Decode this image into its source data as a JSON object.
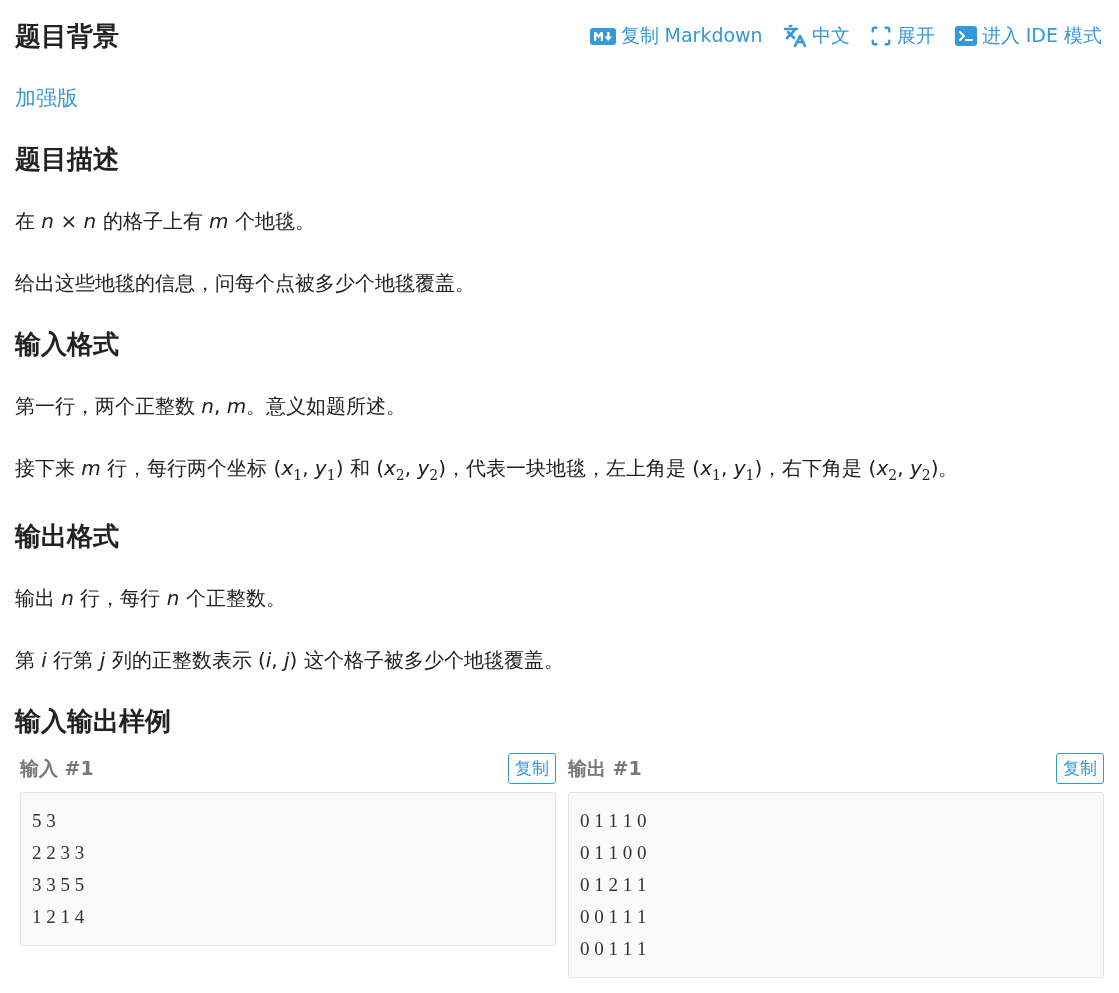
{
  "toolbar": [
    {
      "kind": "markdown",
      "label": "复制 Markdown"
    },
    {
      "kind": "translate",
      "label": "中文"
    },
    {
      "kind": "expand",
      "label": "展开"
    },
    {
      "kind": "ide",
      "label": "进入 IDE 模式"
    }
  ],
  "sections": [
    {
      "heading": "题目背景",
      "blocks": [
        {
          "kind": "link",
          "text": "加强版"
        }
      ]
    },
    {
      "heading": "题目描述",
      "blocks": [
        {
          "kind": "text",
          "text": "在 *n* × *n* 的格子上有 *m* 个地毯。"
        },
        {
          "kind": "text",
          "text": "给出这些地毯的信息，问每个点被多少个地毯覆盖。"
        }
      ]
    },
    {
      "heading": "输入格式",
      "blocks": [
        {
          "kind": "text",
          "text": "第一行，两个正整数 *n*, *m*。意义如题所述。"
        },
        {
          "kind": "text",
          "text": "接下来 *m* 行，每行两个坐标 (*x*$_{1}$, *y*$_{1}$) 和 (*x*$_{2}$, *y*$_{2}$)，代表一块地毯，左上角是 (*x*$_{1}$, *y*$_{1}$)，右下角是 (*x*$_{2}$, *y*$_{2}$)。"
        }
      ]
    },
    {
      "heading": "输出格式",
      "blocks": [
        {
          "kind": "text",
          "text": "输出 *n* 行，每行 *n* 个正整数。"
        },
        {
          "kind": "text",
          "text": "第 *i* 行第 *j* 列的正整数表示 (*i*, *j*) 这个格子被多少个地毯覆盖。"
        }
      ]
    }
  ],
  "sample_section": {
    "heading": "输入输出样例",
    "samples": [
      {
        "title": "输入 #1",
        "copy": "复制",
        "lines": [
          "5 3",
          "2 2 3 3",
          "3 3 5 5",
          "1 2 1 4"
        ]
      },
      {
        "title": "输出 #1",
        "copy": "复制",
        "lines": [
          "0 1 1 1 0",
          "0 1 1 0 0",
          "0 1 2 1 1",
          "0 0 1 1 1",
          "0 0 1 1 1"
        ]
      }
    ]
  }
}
--
- **STATED TASK**: Copy each line of the data above that holds "label".

- **ANSWER TO THE PROBLEM**:
      "label": "复制 Markdown"
      "label": "中文"
      "label": "展开"
      "label": "进入 IDE 模式"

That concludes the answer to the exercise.